* [What this task involves] The answer is the line with "Output the text content of this document." and every line after it to the end of the listing, retyped exactly. Pictures do not belong in it.

* [Entries provided]
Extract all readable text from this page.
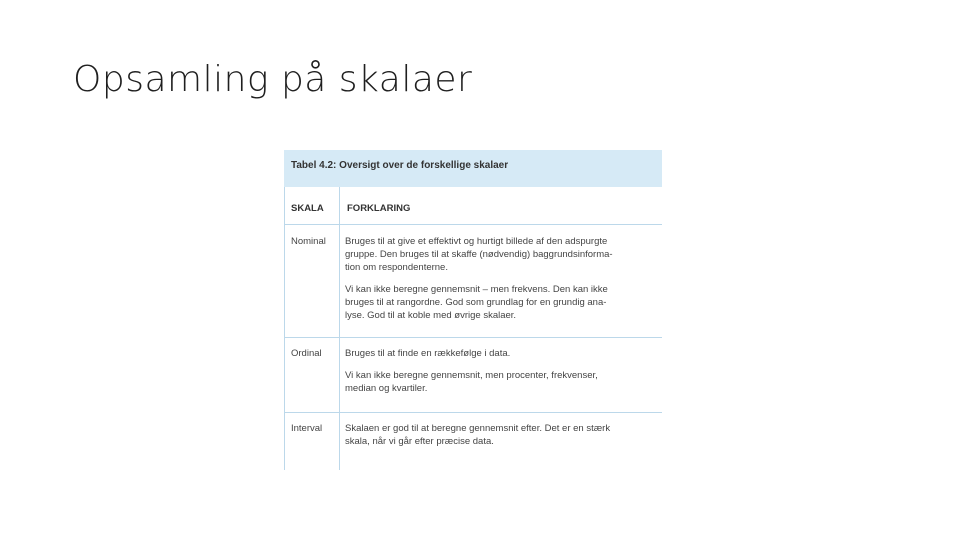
Opsamling på skalaer
Tabel 4.2: Oversigt over de forskellige skalaer
SKALA FORKLARING
Nominal Bruges til at give et effektivt og hurtigt billede af den adspurgte
gruppe. Den bruges til at skaffe (nødvendig) baggrundsinforma-
tion om respondenterne.
Vi kan ikke beregne gennemsnit – men frekvens. Den kan ikke
bruges til at rangordne. God som grundlag for en grundig ana-
lyse. God til at koble med øvrige skalaer.
Ordinal Bruges til at finde en rækkefølge i data.
Vi kan ikke beregne gennemsnit, men procenter, frekvenser,
median og kvartiler.
Interval Skalaen er god til at beregne gennemsnit efter. Det er en stærk
skala, når vi går efter præcise data.
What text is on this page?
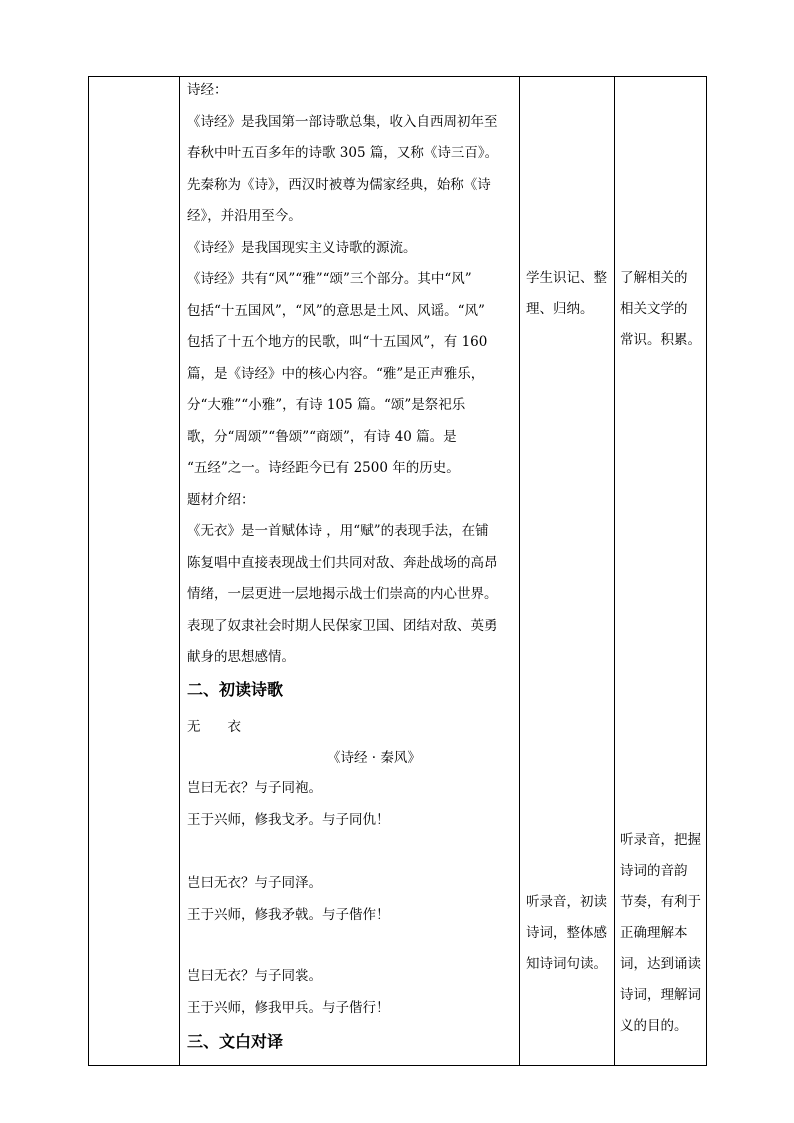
诗经：
《诗经》是我国第一部诗歌总集，收入自西周初年至
春秋中叶五百多年的诗歌 305 篇，又称《诗三百》。
先秦称为《诗》，西汉时被尊为儒家经典，始称《诗
经》，并沿用至今。
《诗经》是我国现实主义诗歌的源流。
《诗经》共有“风”“雅”“颂”三个部分。其中“风”
包括“十五国风”，“风”的意思是土风、风谣。“风”
包括了十五个地方的民歌，叫“十五国风”，有 160
篇，是《诗经》中的核心内容。“雅”是正声雅乐，
分“大雅”“小雅”，有诗 105 篇。“颂”是祭祀乐
歌，分“周颂”“鲁颂”“商颂”，有诗 40 篇。是
“五经”之一。诗经距今已有 2500 年的历史。
题材介绍：
《无衣》是一首赋体诗 ，用“赋”的表现手法，在铺
陈复唱中直接表现战士们共同对敌、奔赴战场的高昂
情绪，一层更进一层地揭示战士们崇高的内心世界。
表现了奴隶社会时期人民保家卫国、团结对敌、英勇
献身的思想感情。
二、初读诗歌
无　　衣
《诗经 · 秦风》
岂曰无衣？与子同袍。
王于兴师，修我戈矛。与子同仇！
岂曰无衣？与子同泽。
王于兴师，修我矛戟。与子偕作！
岂曰无衣？与子同裳。
王于兴师，修我甲兵。与子偕行！
三、文白对译
学生识记、整
理、归纳。
听录音，初读
诗词，整体感
知诗词句读。
了解相关的
相关文学的
常识。积累。
听录音，把握
诗词的音韵
节奏，有利于
正确理解本
词，达到诵读
诗词，理解词
义的目的。
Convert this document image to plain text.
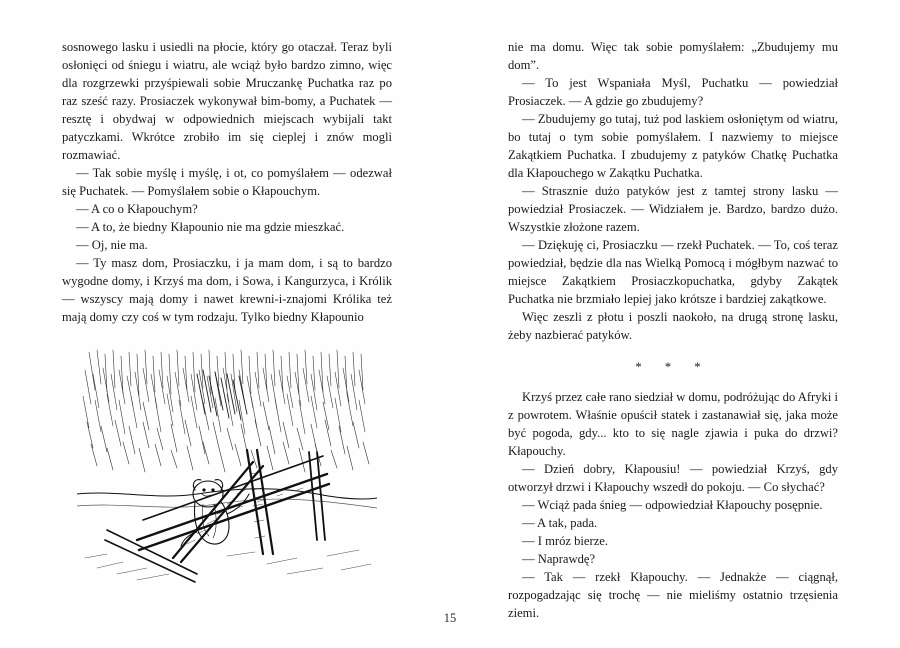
sosnowego lasku i usiedli na płocie, który go otaczał. Teraz byli osłonięci od śniegu i wiatru, ale wciąż było bardzo zimno, więc dla rozgrzewki przyśpiewali sobie Mruczankę Puchatka raz po raz sześć razy. Prosiaczek wykonywał bim-bomy, a Puchatek — resztę i obydwaj w odpowiednich miejscach wybijali takt patyczkami. Wkrótce zrobiło im się cieplej i znów mogli rozmawiać.

— Tak sobie myślę i myślę, i ot, co pomyślałem — odezwał się Puchatek. — Pomyślałem sobie o Kłapouchym.

— A co o Kłapouchym?

— A to, że biedny Kłapounio nie ma gdzie mieszkać.

— Oj, nie ma.

— Ty masz dom, Prosiaczku, i ja mam dom, i są to bardzo wygodne domy, i Krzyś ma dom, i Sowa, i Kangurzyca, i Królik — wszyscy mają domy i nawet krewni-i-znajomi Królika też mają domy czy coś w tym rodzaju. Tylko biedny Kłapounio

nie ma domu. Więc tak sobie pomyślałem: „Zbudujemy mu dom”.

— To jest Wspaniała Myśl, Puchatku — powiedział Prosiaczek. — A gdzie go zbudujemy?

— Zbudujemy go tutaj, tuż pod laskiem osłoniętym od wiatru, bo tutaj o tym sobie pomyślałem. I nazwiemy to miejsce Zakątkiem Puchatka. I zbudujemy z patyków Chatkę Puchatka dla Kłapouchego w Zakątku Puchatka.

— Strasznie dużo patyków jest z tamtej strony lasku — powiedział Prosiaczek. — Widziałem je. Bardzo, bardzo dużo. Wszystkie złożone razem.

— Dziękuję ci, Prosiaczku — rzekł Puchatek. — To, coś teraz powiedział, będzie dla nas Wielką Pomocą i mógłbym nazwać to miejsce Zakątkiem Prosiaczkopuchatka, gdyby Zakątek Puchatka nie brzmiało lepiej jako krótsze i bardziej zakątkowe.

Więc zeszli z płotu i poszli naokoło, na drugą stronę lasku, żeby nazbierać patyków.

* * *

Krzyś przez całe rano siedział w domu, podróżując do Afryki i z powrotem. Właśnie opuścił statek i zastanawiał się, jaka może być pogoda, gdy... kto to się nagle zjawia i puka do drzwi? Kłapouchy.

— Dzień dobry, Kłapousiu! — powiedział Krzyś, gdy otworzył drzwi i Kłapouchy wszedł do pokoju. — Co słychać?

— Wciąż pada śnieg — odpowiedział Kłapouchy posępnie.

— A tak, pada.

— I mróz bierze.

— Naprawdę?

— Tak — rzekł Kłapouchy. — Jednakże — ciągnął, rozpogadzając się trochę — nie mieliśmy ostatnio trzęsienia ziemi.

15
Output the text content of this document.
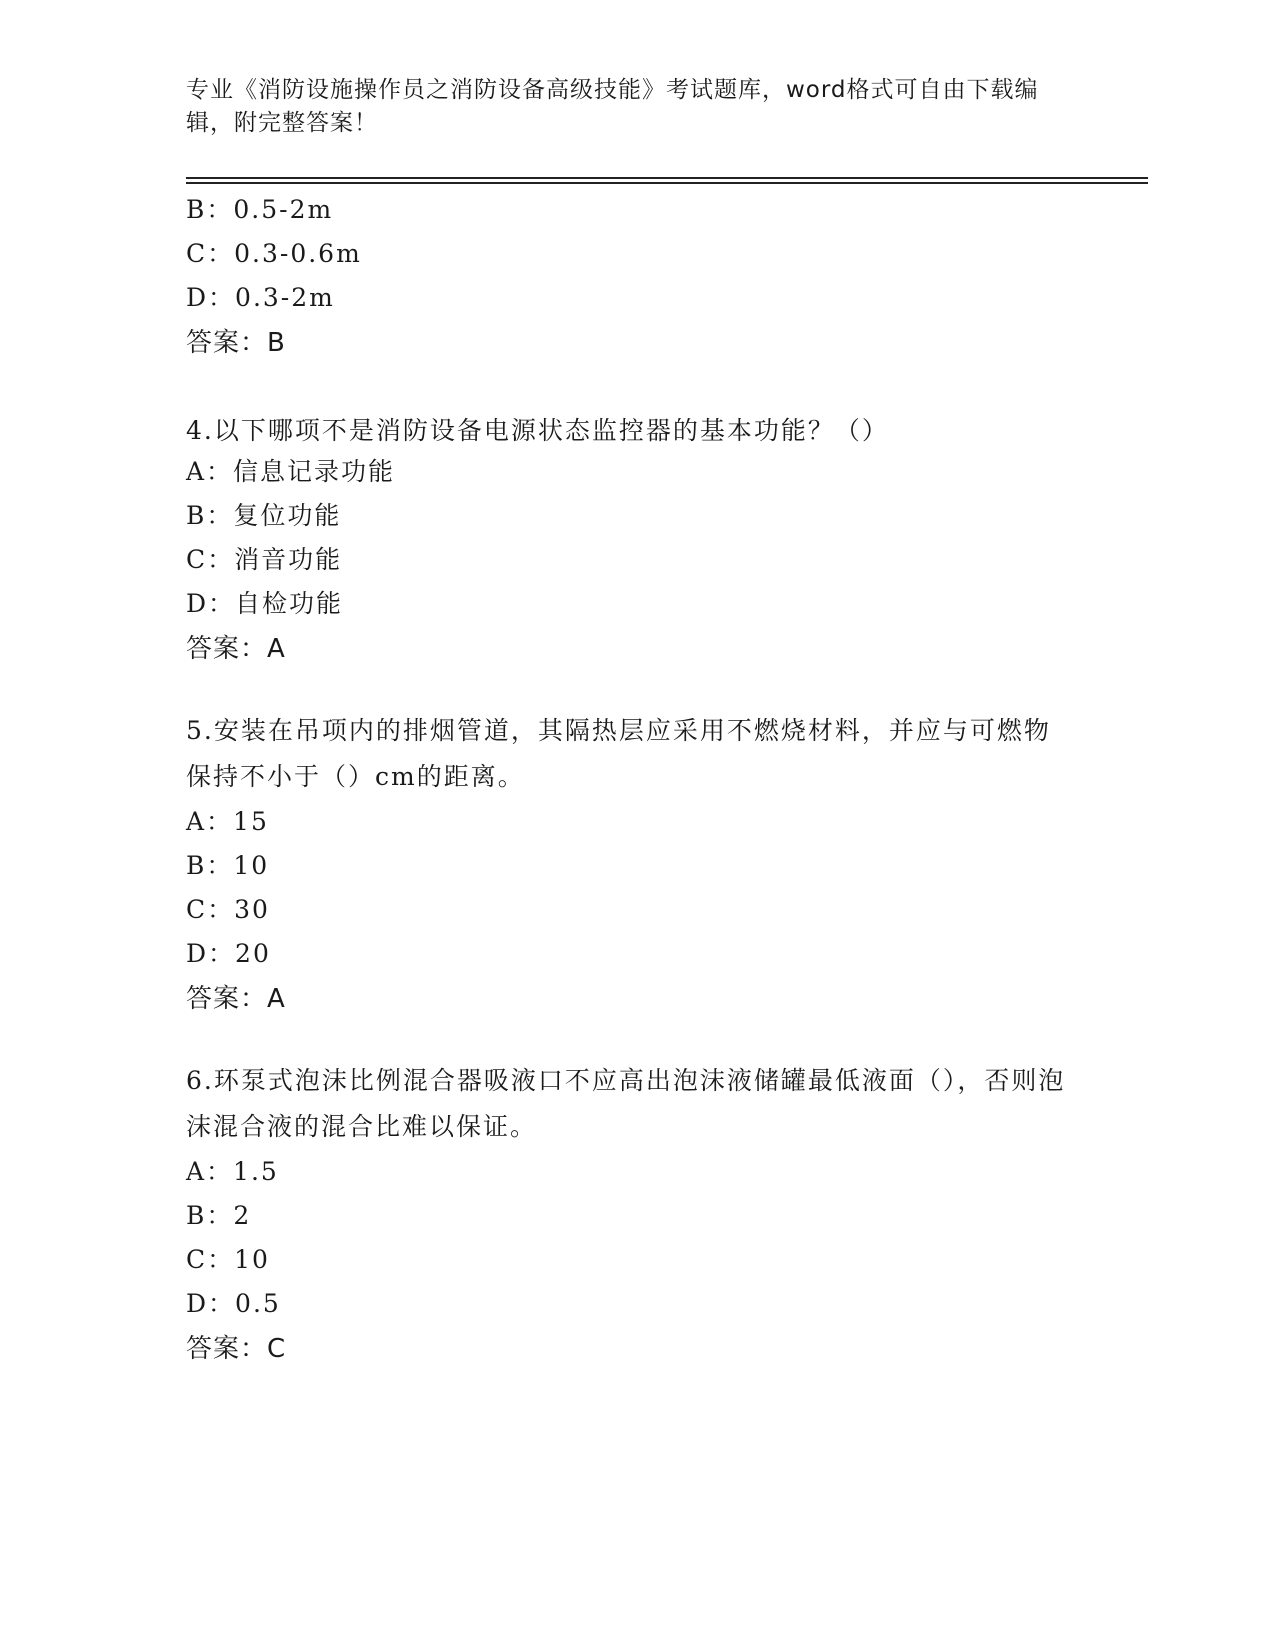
专业《消防设施操作员之消防设备高级技能》考试题库，word格式可自由下载编辑，附完整答案！
B：0.5-2m
C：0.3-0.6m
D：0.3-2m
答案：B
4.以下哪项不是消防设备电源状态监控器的基本功能？（）
A：信息记录功能
B：复位功能
C：消音功能
D：自检功能
答案：A
5.安装在吊项内的排烟管道，其隔热层应采用不燃烧材料，并应与可燃物保持不小于（）cm的距离。
A：15
B：10
C：30
D：20
答案：A
6.环泵式泡沫比例混合器吸液口不应高出泡沫液储罐最低液面（），否则泡沫混合液的混合比难以保证。
A：1.5
B：2
C：10
D：0.5
答案：C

* [Solution to the problem]
Output the text content of this document.
专业《消防设施操作员之消防设备高级技能》考试题库，word格式可自由下载编辑，附完整答案！
B：0.5-2m
C：0.3-0.6m
D：0.3-2m
答案：B
4.以下哪项不是消防设备电源状态监控器的基本功能？（）
A：信息记录功能
B：复位功能
C：消音功能
D：自检功能
答案：A
5.安装在吊项内的排烟管道，其隔热层应采用不燃烧材料，并应与可燃物保持不小于（）cm的距离。
A：15
B：10
C：30
D：20
答案：A
6.环泵式泡沫比例混合器吸液口不应高出泡沫液储罐最低液面（），否则泡沫混合液的混合比难以保证。
A：1.5
B：2
C：10
D：0.5
答案：C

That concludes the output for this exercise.